## Records provided

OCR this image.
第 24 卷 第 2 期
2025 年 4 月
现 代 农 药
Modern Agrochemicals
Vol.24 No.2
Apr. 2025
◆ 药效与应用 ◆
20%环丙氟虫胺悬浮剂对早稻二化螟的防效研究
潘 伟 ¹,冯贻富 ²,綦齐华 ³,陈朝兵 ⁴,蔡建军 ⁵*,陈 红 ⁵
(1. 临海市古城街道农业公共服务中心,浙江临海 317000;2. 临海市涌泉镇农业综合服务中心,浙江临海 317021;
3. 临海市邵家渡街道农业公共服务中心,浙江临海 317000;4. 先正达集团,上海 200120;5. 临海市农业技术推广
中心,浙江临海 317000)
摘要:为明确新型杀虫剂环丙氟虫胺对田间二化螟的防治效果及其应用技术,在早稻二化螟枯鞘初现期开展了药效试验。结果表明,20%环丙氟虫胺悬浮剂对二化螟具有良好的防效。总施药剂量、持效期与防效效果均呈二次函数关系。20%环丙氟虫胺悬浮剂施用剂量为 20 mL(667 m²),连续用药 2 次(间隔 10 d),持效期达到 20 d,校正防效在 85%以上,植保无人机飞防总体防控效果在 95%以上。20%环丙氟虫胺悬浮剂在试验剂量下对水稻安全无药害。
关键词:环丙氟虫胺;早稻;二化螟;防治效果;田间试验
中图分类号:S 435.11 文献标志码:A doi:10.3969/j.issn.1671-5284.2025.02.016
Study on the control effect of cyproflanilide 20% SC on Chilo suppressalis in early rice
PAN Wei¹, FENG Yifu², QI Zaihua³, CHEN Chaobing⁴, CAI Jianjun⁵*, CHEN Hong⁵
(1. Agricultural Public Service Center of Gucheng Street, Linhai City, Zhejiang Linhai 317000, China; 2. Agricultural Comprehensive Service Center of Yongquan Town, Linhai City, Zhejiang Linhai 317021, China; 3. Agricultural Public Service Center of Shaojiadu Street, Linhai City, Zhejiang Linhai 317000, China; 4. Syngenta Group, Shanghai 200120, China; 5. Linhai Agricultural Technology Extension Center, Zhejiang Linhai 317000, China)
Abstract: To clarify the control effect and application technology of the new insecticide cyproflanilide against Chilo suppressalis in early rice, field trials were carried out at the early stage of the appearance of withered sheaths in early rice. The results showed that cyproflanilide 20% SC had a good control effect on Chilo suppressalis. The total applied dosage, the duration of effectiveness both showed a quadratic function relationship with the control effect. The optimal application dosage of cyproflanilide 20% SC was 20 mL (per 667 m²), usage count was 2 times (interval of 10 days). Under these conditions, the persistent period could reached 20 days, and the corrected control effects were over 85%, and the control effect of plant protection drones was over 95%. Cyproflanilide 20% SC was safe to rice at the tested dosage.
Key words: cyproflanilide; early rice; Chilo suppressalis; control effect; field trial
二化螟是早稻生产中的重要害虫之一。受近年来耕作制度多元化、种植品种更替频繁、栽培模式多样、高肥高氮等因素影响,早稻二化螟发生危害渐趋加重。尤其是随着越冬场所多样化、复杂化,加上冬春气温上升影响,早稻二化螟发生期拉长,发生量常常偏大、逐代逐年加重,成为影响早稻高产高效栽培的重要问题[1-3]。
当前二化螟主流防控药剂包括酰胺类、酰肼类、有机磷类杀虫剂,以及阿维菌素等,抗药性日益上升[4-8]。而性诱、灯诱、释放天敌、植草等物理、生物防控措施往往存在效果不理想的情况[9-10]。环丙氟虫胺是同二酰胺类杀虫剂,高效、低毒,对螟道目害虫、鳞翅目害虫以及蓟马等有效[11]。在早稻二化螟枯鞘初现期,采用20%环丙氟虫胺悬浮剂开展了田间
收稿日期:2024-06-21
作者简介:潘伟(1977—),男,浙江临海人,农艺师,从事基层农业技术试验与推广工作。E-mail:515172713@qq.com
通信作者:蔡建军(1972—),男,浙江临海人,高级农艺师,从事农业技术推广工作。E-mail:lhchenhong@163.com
...
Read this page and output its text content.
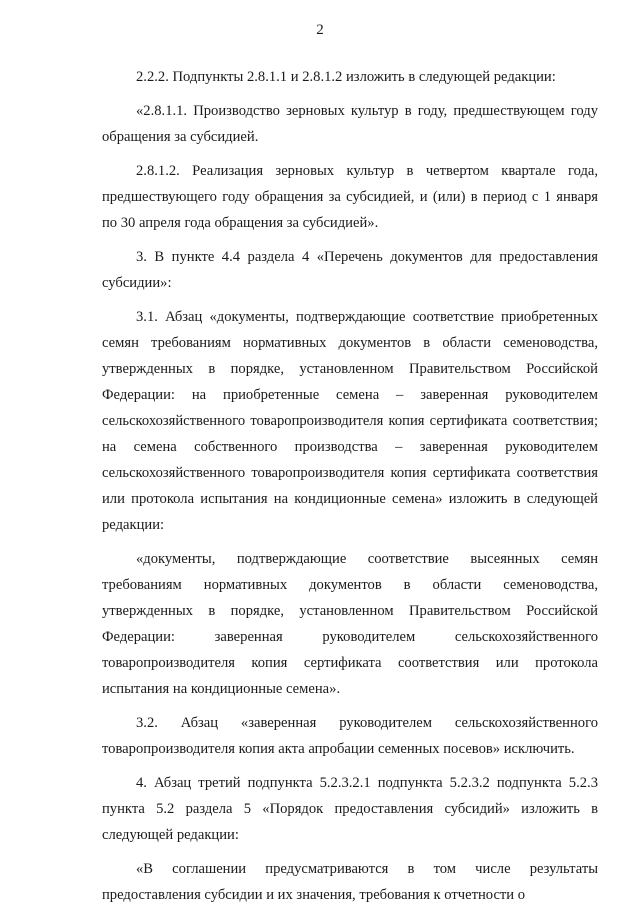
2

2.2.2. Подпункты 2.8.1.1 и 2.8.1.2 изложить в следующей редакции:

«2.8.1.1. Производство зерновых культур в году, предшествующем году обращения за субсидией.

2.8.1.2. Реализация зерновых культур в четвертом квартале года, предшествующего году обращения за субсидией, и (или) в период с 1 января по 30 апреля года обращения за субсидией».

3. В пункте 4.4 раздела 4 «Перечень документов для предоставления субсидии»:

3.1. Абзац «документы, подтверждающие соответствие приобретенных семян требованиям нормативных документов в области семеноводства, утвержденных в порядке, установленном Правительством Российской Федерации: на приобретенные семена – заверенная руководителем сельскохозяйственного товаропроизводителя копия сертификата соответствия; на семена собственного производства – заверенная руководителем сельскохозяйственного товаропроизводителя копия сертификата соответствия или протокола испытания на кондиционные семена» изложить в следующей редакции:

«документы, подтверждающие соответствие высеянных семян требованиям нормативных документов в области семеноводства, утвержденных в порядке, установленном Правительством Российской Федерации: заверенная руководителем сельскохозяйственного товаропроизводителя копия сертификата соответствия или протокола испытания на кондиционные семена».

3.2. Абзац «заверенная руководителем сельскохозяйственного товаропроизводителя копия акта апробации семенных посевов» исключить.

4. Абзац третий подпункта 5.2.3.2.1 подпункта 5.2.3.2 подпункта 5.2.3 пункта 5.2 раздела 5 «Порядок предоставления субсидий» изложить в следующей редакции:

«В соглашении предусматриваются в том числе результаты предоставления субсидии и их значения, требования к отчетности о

## What the task asks
For the listing above, identify each line bearing "field".

## Correct response
Abstract: To clarify the control effect and application technology of the new insecticide cyproflanilide against Chilo suppressalis in early rice, field trials were carried out at the early stage of the appearance of withered sheaths in early rice. The results showed that cyproflanilide 20% SC had a good control effect on Chilo suppressalis. The total applied dosage, the duration of effectiveness both showed a quadratic function relationship with the control effect. The optimal application dosage of cyproflanilide 20% SC was 20 mL (per 667 m²), usage count was 2 times (interval of 10 days). Under these conditions, the persistent period could reached 20 days, and the corrected control effects were over 85%, and the control effect of plant protection drones was over 95%. Cyproflanilide 20% SC was safe to rice at the tested dosage.
Key words: cyproflanilide; early rice; Chilo suppressalis; control effect; field trial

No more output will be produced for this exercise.